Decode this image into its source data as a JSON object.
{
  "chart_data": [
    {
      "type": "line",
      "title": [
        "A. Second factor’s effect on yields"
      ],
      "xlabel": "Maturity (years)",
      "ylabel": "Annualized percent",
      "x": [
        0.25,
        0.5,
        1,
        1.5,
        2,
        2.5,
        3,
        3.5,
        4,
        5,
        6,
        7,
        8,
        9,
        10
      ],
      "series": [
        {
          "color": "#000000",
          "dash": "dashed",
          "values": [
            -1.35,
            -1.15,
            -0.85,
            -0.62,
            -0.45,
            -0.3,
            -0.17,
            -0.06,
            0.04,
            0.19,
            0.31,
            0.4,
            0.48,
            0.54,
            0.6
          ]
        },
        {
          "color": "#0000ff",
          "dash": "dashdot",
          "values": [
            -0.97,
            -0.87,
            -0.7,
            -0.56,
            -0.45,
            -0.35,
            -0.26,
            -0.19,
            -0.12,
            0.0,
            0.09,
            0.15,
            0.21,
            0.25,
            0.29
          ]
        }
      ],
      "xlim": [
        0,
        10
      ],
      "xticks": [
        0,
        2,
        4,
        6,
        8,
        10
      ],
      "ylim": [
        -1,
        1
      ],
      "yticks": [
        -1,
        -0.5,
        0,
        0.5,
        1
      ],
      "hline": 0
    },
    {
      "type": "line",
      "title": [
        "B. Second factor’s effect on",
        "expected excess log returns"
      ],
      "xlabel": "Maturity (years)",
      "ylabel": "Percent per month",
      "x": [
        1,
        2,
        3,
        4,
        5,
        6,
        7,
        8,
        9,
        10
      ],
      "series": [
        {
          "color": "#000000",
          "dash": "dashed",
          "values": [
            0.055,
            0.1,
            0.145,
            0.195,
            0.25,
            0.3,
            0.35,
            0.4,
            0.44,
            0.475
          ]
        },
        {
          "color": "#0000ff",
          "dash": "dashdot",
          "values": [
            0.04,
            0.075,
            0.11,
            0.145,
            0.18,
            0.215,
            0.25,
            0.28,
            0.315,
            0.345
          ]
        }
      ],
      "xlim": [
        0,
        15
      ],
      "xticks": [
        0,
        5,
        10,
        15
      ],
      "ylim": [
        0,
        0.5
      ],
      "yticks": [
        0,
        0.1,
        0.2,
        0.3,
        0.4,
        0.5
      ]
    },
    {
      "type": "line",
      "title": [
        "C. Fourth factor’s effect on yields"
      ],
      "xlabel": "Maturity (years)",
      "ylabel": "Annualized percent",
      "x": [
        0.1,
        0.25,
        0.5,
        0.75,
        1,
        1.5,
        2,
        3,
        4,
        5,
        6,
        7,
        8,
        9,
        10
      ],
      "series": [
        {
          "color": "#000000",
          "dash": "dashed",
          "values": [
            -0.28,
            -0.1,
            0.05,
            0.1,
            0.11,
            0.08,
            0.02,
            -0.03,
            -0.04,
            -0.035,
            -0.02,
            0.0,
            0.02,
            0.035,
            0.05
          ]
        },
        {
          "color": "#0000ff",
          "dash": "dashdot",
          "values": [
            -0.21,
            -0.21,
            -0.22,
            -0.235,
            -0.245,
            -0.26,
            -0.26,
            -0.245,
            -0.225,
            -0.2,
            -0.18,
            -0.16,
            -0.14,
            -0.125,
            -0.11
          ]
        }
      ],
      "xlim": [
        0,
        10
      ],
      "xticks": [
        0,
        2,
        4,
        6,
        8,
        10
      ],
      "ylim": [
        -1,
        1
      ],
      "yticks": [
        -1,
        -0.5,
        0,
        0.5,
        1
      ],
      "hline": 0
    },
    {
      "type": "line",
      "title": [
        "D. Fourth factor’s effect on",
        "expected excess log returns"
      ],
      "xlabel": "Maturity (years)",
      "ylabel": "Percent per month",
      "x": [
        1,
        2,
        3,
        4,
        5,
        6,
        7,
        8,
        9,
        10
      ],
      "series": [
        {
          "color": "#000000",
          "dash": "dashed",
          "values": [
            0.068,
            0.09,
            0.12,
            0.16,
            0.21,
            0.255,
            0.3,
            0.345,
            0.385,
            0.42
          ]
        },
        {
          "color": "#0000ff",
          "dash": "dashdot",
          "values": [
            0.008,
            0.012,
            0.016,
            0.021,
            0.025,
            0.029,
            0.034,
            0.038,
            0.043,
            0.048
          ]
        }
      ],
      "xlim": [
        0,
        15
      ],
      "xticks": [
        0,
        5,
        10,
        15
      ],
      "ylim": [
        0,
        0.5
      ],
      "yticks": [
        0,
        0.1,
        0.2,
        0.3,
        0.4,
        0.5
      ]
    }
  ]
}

━━━━

_EXERCISE INSTRUCTIONS_
Reproduce each entry exactly, leaving out nothing.

_SOLVED EXERCISE_
Decode this image into its source data as a JSON object.
{
  "chart_data": [
    {
      "type": "line",
      "title": [
        "A. Second factor’s effect on yields"
      ],
      "xlabel": "Maturity (years)",
      "ylabel": "Annualized percent",
      "x": [
        0.25,
        0.5,
        1,
        1.5,
        2,
        2.5,
        3,
        3.5,
        4,
        5,
        6,
        7,
        8,
        9,
        10
      ],
      "series": [
        {
          "color": "#000000",
          "dash": "dashed",
          "values": [
            -1.35,
            -1.15,
            -0.85,
            -0.62,
            -0.45,
            -0.3,
            -0.17,
            -0.06,
            0.04,
            0.19,
            0.31,
            0.4,
            0.48,
            0.54,
            0.6
          ]
        },
        {
          "color": "#0000ff",
          "dash": "dashdot",
          "values": [
            -0.97,
            -0.87,
            -0.7,
            -0.56,
            -0.45,
            -0.35,
            -0.26,
            -0.19,
            -0.12,
            0.0,
            0.09,
            0.15,
            0.21,
            0.25,
            0.29
          ]
        }
      ],
      "xlim": [
        0,
        10
      ],
      "xticks": [
        0,
        2,
        4,
        6,
        8,
        10
      ],
      "ylim": [
        -1,
        1
      ],
      "yticks": [
        -1,
        -0.5,
        0,
        0.5,
        1
      ],
      "hline": 0
    },
    {
      "type": "line",
      "title": [
        "B. Second factor’s effect on",
        "expected excess log returns"
      ],
      "xlabel": "Maturity (years)",
      "ylabel": "Percent per month",
      "x": [
        1,
        2,
        3,
        4,
        5,
        6,
        7,
        8,
        9,
        10
      ],
      "series": [
        {
          "color": "#000000",
          "dash": "dashed",
          "values": [
            0.055,
            0.1,
            0.145,
            0.195,
            0.25,
            0.3,
            0.35,
            0.4,
            0.44,
            0.475
          ]
        },
        {
          "color": "#0000ff",
          "dash": "dashdot",
          "values": [
            0.04,
            0.075,
            0.11,
            0.145,
            0.18,
            0.215,
            0.25,
            0.28,
            0.315,
            0.345
          ]
        }
      ],
      "xlim": [
        0,
        15
      ],
      "xticks": [
        0,
        5,
        10,
        15
      ],
      "ylim": [
        0,
        0.5
      ],
      "yticks": [
        0,
        0.1,
        0.2,
        0.3,
        0.4,
        0.5
      ]
    },
    {
      "type": "line",
      "title": [
        "C. Fourth factor’s effect on yields"
      ],
      "xlabel": "Maturity (years)",
      "ylabel": "Annualized percent",
      "x": [
        0.1,
        0.25,
        0.5,
        0.75,
        1,
        1.5,
        2,
        3,
        4,
        5,
        6,
        7,
        8,
        9,
        10
      ],
      "series": [
        {
          "color": "#000000",
          "dash": "dashed",
          "values": [
            -0.28,
            -0.1,
            0.05,
            0.1,
            0.11,
            0.08,
            0.02,
            -0.03,
            -0.04,
            -0.035,
            -0.02,
            0.0,
            0.02,
            0.035,
            0.05
          ]
        },
        {
          "color": "#0000ff",
          "dash": "dashdot",
          "values": [
            -0.21,
            -0.21,
            -0.22,
            -0.235,
            -0.245,
            -0.26,
            -0.26,
            -0.245,
            -0.225,
            -0.2,
            -0.18,
            -0.16,
            -0.14,
            -0.125,
            -0.11
          ]
        }
      ],
      "xlim": [
        0,
        10
      ],
      "xticks": [
        0,
        2,
        4,
        6,
        8,
        10
      ],
      "ylim": [
        -1,
        1
      ],
      "yticks": [
        -1,
        -0.5,
        0,
        0.5,
        1
      ],
      "hline": 0
    },
    {
      "type": "line",
      "title": [
        "D. Fourth factor’s effect on",
        "expected excess log returns"
      ],
      "xlabel": "Maturity (years)",
      "ylabel": "Percent per month",
      "x": [
        1,
        2,
        3,
        4,
        5,
        6,
        7,
        8,
        9,
        10
      ],
      "series": [
        {
          "color": "#000000",
          "dash": "dashed",
          "values": [
            0.068,
            0.09,
            0.12,
            0.16,
            0.21,
            0.255,
            0.3,
            0.345,
            0.385,
            0.42
          ]
        },
        {
          "color": "#0000ff",
          "dash": "dashdot",
          "values": [
            0.008,
            0.012,
            0.016,
            0.021,
            0.025,
            0.029,
            0.034,
            0.038,
            0.043,
            0.048
          ]
        }
      ],
      "xlim": [
        0,
        15
      ],
      "xticks": [
        0,
        5,
        10,
        15
      ],
      "ylim": [
        0,
        0.5
      ],
      "yticks": [
        0,
        0.1,
        0.2,
        0.3,
        0.4,
        0.5
      ]
    }
  ]
}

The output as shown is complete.